Retype the data that follows line by line, exactly, and leave its pictures out.

[Entries with figure data]
* * *

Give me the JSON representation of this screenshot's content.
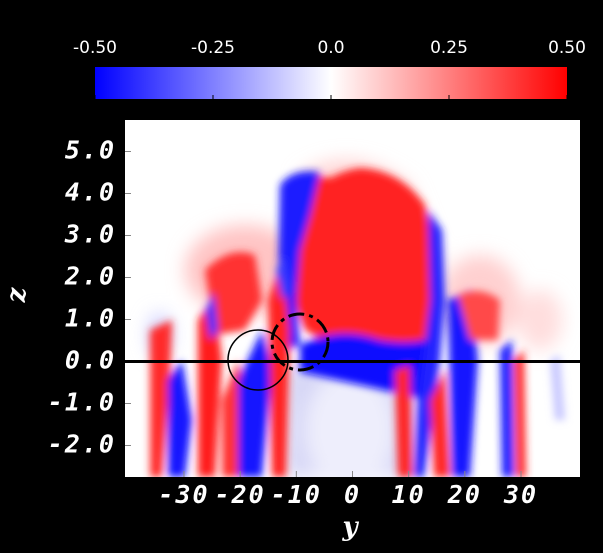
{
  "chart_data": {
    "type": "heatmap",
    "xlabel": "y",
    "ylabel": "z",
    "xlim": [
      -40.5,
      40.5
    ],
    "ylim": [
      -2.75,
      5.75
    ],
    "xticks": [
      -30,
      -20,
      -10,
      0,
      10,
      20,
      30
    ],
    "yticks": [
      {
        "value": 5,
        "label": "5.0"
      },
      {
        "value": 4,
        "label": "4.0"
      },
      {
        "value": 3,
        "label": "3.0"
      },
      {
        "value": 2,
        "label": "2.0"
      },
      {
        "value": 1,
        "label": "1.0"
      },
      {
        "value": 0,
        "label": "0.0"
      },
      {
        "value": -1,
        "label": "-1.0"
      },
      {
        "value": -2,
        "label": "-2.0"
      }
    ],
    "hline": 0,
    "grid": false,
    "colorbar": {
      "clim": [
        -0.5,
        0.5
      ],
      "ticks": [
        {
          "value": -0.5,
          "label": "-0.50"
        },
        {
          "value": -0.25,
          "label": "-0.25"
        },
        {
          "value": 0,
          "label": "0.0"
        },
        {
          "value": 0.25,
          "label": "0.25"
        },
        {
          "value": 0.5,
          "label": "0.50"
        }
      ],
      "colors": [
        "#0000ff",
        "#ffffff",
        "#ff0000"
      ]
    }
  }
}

* * *

**Exercise answer**
Give me the JSON representation of this screenshot's content.
{
  "chart_data": {
    "type": "heatmap",
    "xlabel": "y",
    "ylabel": "z",
    "xlim": [
      -40.5,
      40.5
    ],
    "ylim": [
      -2.75,
      5.75
    ],
    "xticks": [
      -30,
      -20,
      -10,
      0,
      10,
      20,
      30
    ],
    "yticks": [
      {
        "value": 5,
        "label": "5.0"
      },
      {
        "value": 4,
        "label": "4.0"
      },
      {
        "value": 3,
        "label": "3.0"
      },
      {
        "value": 2,
        "label": "2.0"
      },
      {
        "value": 1,
        "label": "1.0"
      },
      {
        "value": 0,
        "label": "0.0"
      },
      {
        "value": -1,
        "label": "-1.0"
      },
      {
        "value": -2,
        "label": "-2.0"
      }
    ],
    "hline": 0,
    "grid": false,
    "colorbar": {
      "clim": [
        -0.5,
        0.5
      ],
      "ticks": [
        {
          "value": -0.5,
          "label": "-0.50"
        },
        {
          "value": -0.25,
          "label": "-0.25"
        },
        {
          "value": 0,
          "label": "0.0"
        },
        {
          "value": 0.25,
          "label": "0.25"
        },
        {
          "value": 0.5,
          "label": "0.50"
        }
      ],
      "colors": [
        "#0000ff",
        "#ffffff",
        "#ff0000"
      ]
    }
  }
}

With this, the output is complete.